SET PROBLEM: Every line that contains the word "this" should be copied.

RECORD SET:
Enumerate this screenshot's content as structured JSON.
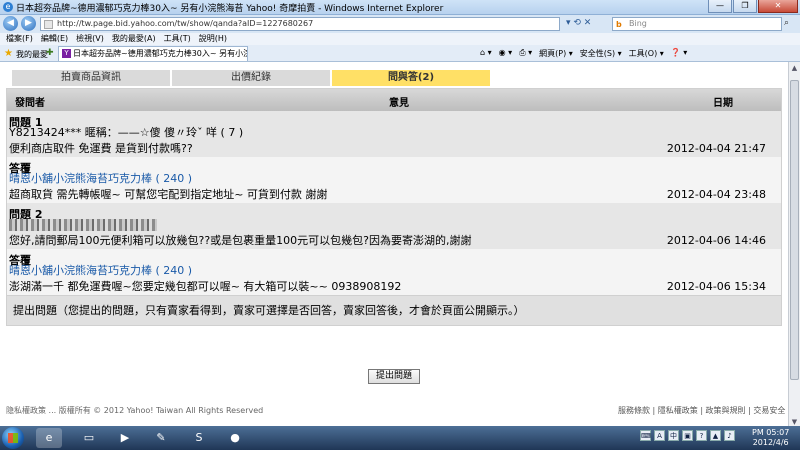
{
  "browser": {
    "window_title": "日本超夯品牌~德用濃郁巧克力棒30入~ 另有小浣熊海苔 Yahoo! 奇摩拍賣 - Windows Internet Explorer",
    "url": "http://tw.page.bid.yahoo.com/tw/show/qanda?aID=1227680267",
    "search_placeholder": "Bing",
    "menu": [
      "檔案(F)",
      "編輯(E)",
      "檢視(V)",
      "我的最愛(A)",
      "工具(T)",
      "說明(H)"
    ],
    "favorites_label": "我的最愛",
    "tab_title": "日本超夯品牌~德用濃郁巧克力棒30入~ 另有小浣...",
    "commands": [
      "網頁(P) ▾",
      "安全性(S) ▾",
      "工具(O) ▾",
      "❓ ▾"
    ]
  },
  "page": {
    "tabs": [
      "拍賣商品資訊",
      "出價紀錄",
      "問與答(2)"
    ],
    "table_headers": {
      "asker": "發問者",
      "opinion": "意見",
      "date": "日期"
    },
    "entries": [
      {
        "question_label": "問題 1",
        "asker": "Y8213424*** 暱稱：——☆傻 傻〃玲ˇ 咩 ( 7 )",
        "question": "便利商店取件 免運費 是貨到付款嗎??",
        "question_date": "2012-04-04 21:47",
        "answer_label": "答覆",
        "seller": "晴恩小舖小浣熊海苔巧克力棒 ( 240 )",
        "answer": "超商取貨 需先轉帳喔~ 可幫您宅配到指定地址~ 可貨到付款 謝謝",
        "answer_date": "2012-04-04 23:48"
      },
      {
        "question_label": "問題 2",
        "asker": "",
        "question": "您好,請問郵局100元便利箱可以放幾包??或是包裹重量100元可以包幾包?因為要寄澎湖的,謝謝",
        "question_date": "2012-04-06 14:46",
        "answer_label": "答覆",
        "seller": "晴恩小舖小浣熊海苔巧克力棒 ( 240 )",
        "answer": "澎湖滿一千 都免運費喔~您要定幾包都可以喔~ 有大箱可以裝~~ 0938908192",
        "answer_date": "2012-04-06 15:34"
      }
    ],
    "submit_note": "提出問題（您提出的問題，只有賣家看得到，賣家可選擇是否回答，賣家回答後，才會於頁面公開顯示。）",
    "submit_button": "提出問題",
    "footer_left": "隐私權政策 ... 版權所有 © 2012 Yahoo! Taiwan All Rights Reserved",
    "footer_right": "服務條款 | 隱私權政策 | 政策與規則 | 交易安全"
  },
  "taskbar": {
    "clock_time": "PM 05:07",
    "clock_date": "2012/4/6"
  }
}
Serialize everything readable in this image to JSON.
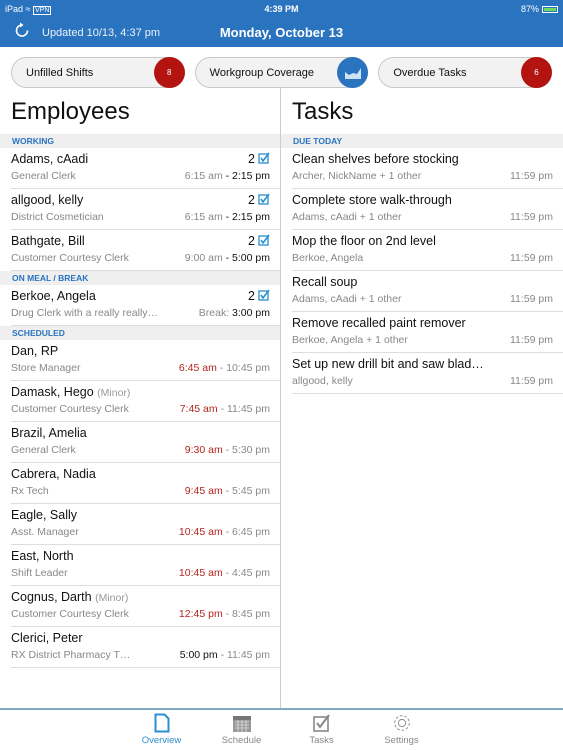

ANSWER FOR THE TASK:
Enumerate this screenshot's content as structured JSON.
Serialize everything readable in this image to JSON.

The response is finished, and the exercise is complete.